Aim:
Quote the lines below exactly, from the one that holds "Read this page and output its text content." through the final line of the records, and only those.

Information provided:
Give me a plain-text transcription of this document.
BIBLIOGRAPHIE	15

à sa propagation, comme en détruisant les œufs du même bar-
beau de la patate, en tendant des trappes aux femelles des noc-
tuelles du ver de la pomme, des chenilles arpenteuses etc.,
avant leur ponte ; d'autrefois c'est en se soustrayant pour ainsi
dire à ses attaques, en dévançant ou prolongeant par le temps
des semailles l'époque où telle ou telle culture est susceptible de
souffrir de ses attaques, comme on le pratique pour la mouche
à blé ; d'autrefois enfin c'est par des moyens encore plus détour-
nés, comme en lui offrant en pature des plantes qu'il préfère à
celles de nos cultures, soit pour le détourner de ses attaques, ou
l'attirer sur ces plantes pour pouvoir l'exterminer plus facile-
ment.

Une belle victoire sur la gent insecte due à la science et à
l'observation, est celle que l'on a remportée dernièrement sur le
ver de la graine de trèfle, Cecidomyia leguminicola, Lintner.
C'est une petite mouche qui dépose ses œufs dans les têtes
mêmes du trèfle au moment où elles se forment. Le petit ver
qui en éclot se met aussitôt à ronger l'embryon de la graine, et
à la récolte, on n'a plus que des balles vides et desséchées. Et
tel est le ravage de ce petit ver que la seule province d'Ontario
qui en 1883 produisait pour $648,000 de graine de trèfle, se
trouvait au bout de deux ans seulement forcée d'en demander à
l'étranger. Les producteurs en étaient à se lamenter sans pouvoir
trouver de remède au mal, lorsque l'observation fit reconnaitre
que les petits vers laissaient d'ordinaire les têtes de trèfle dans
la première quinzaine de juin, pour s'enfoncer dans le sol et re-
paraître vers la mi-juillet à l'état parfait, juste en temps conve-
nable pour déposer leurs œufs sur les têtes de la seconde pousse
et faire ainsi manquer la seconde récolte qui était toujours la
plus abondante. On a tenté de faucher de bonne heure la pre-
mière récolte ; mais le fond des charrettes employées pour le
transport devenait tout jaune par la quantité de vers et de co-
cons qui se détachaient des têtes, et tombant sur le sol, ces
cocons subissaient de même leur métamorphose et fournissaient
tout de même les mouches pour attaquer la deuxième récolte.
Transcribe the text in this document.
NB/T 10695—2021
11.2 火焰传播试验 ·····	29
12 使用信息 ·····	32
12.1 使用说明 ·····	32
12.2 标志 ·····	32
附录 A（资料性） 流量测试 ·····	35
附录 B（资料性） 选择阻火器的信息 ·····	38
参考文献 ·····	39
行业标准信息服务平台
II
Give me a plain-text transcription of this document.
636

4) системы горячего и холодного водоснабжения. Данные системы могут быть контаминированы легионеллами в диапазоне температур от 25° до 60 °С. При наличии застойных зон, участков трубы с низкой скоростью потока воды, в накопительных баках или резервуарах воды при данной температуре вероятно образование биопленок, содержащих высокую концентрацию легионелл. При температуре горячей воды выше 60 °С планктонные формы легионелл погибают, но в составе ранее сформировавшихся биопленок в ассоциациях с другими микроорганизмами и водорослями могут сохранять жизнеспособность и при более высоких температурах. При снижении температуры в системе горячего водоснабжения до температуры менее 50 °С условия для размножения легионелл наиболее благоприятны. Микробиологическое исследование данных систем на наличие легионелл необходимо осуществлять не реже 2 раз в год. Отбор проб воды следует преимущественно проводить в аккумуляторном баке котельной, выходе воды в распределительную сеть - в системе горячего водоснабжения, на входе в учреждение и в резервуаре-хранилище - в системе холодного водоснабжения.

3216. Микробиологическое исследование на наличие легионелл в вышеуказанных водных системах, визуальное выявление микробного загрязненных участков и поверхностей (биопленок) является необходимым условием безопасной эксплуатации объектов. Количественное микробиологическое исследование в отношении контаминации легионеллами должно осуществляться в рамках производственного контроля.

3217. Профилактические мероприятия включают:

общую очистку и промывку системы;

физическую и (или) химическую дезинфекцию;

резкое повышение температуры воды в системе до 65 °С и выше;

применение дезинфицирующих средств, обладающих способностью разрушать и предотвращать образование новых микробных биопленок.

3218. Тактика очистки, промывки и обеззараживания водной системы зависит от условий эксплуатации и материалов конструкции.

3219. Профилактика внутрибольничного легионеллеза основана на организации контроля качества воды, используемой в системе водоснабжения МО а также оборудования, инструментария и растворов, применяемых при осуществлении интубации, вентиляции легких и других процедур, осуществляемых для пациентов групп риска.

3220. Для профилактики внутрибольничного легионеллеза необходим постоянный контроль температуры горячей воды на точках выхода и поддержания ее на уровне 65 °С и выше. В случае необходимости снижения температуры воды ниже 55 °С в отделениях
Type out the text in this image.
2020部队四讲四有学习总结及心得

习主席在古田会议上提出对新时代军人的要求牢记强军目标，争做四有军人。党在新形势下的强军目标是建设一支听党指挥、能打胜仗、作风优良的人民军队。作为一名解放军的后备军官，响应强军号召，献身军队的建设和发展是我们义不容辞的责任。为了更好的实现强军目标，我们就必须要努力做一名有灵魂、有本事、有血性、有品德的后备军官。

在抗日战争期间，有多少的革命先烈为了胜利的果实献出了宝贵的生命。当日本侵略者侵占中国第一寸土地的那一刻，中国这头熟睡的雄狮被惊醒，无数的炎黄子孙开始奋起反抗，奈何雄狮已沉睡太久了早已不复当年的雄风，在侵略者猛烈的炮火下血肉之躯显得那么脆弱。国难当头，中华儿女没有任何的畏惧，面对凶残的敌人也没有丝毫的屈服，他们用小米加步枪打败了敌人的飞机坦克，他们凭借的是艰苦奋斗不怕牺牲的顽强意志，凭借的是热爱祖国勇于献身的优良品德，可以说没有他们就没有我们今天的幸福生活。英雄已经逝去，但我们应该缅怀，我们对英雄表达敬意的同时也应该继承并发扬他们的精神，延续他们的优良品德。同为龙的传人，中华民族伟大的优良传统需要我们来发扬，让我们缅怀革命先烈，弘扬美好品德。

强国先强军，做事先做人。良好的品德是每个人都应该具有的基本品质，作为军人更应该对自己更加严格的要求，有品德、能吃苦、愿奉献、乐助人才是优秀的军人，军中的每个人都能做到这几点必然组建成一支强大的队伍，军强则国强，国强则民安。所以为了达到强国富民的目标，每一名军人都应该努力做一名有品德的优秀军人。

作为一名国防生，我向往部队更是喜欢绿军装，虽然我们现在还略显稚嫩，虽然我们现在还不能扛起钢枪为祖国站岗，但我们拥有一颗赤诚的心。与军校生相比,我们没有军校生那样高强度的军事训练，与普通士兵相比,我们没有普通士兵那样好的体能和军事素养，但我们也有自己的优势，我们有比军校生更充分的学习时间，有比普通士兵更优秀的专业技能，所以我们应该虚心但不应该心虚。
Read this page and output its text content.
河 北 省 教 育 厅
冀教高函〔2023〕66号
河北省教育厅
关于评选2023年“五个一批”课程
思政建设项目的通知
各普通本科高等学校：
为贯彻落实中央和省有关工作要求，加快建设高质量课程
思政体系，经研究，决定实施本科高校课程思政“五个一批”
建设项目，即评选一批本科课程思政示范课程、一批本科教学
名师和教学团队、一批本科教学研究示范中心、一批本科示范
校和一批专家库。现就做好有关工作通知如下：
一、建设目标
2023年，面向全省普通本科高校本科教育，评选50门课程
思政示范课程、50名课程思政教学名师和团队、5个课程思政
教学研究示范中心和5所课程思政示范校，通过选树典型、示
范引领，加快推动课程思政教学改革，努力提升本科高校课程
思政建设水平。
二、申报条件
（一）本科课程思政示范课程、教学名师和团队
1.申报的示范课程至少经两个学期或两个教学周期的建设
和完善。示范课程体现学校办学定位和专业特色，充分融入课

Correct output:
Read this page and output its text content.
河 北 省 教 育 厅
冀教高函〔2023〕66号
河北省教育厅
关于评选2023年“五个一批”课程
思政建设项目的通知
各普通本科高等学校：
为贯彻落实中央和省有关工作要求，加快建设高质量课程
思政体系，经研究，决定实施本科高校课程思政“五个一批”
建设项目，即评选一批本科课程思政示范课程、一批本科教学
名师和教学团队、一批本科教学研究示范中心、一批本科示范
校和一批专家库。现就做好有关工作通知如下：
一、建设目标
2023年，面向全省普通本科高校本科教育，评选50门课程
思政示范课程、50名课程思政教学名师和团队、5个课程思政
教学研究示范中心和5所课程思政示范校，通过选树典型、示
范引领，加快推动课程思政教学改革，努力提升本科高校课程
思政建设水平。
二、申报条件
（一）本科课程思政示范课程、教学名师和团队
1.申报的示范课程至少经两个学期或两个教学周期的建设
和完善。示范课程体现学校办学定位和专业特色，充分融入课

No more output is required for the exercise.